[提示文]
————

M&A手数料は誰が負担する?費用発生のタイミング、計算方法を解説

多くの中小企業が後継者不足に悩む今、m&a仲介は円滑な事業承継や企業成長の有力な手段です。本記事ではm&a仲介の業務内容、FA・士業との違い、手数料の仕組み、利益相反問題などを詳しく解説し、成功へのポイントを示します。M&A仲介会社を選ぶ際の留意点やメリット・デメリットも紹介し、スムーズな手続を進めるための知識を提供します。

目次

1. M&Aの手数料の基本概要
2. M&A手数料の種類とタイミング
3. M&A仲介会社の形態と費用負担の違い
4. 仲介会社を選ぶ際の注意点・比較ポイント
5. 仲介手数料を抑えるためのポイント
6. まとめ

1. M&Aの手数料の基本概要

M&A手数料は売り手・買い手の双方に発生する

一般的に売り手と買い手がそれぞれ負担する。仲介形態(両手・片手)や契約形態によって変わる。


M&A手数料の全体相場

一般的には取引金額の4~5%前後とされるが、具体的な割合は以下で紹介する「レーマン方式」や最低報酬額設定の有無等によって変動する。


M&A手数料は複数の種類がある

相談料、着手金、中間金、成功報酬、月額顧問料(リテイナーフィー)など。M&A仲介会社によって「無料のもの」「必ず請求されるもの」が異なる。

2. M&A手数料の種類とタイミング

2-1. 相談料

概要

依頼前の初期相談に発生する費用。

相場

無料が主流だが、数千円〜1万円程度請求されるケースもごくまれに存在。

注意点

着手金が発生するかどうかなどを含め、事前に確認をすると安心。

2-2. 着手金

概要

FA(アドバイザー)契約締結後、本格的に業務を開始する際に支払う費用。

相場

50万円〜500万円程度と幅がある。近年は無料化の動きもあるが、全て無料にするのは難しいケースが多い。

特徴

M&Aの成否にかかわらず返金されない。少額でも設定されている場合があるため、契約前に必ずチェック。

2-3. 中間金(中間報酬)

概要

買い手と基本合意契約を結んだ段階で発生。

————

[データ抜粋]
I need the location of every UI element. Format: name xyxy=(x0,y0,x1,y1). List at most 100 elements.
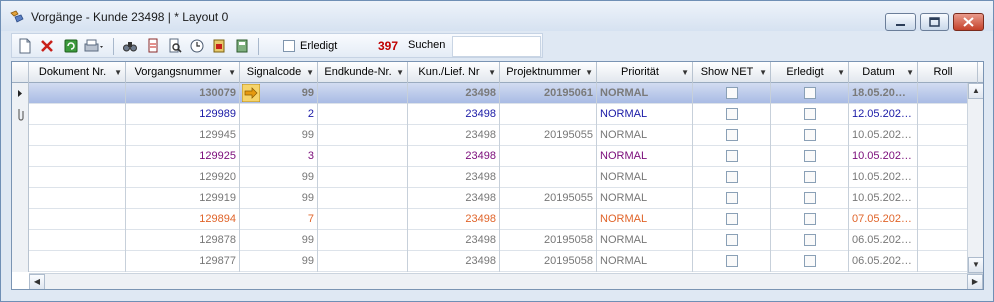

————

[課題の内容]
M&A手数料に関する提示文について、次の(a)〜(c)の記述がそれぞれ提示文と一致するかを「はい」または「いいえ」で答え、判断の決め手となる提示文の語句をそのまま引用してください。
(a) 相談料は無料が主流である。
(b) 着手金は、M&Aが成立しなかった場合には返金される。
(c) 中間金は、買い手と基本合意契約を結んだ段階で発生する。

[課題への回答]
(a) はい。「無料が主流だが、数千円〜1万円程度請求されるケースもごくまれに存在。」
(b) いいえ。「M&Aの成否にかかわらず返金されない。」
(c) はい。「買い手と基本合意契約を結んだ段階で発生。」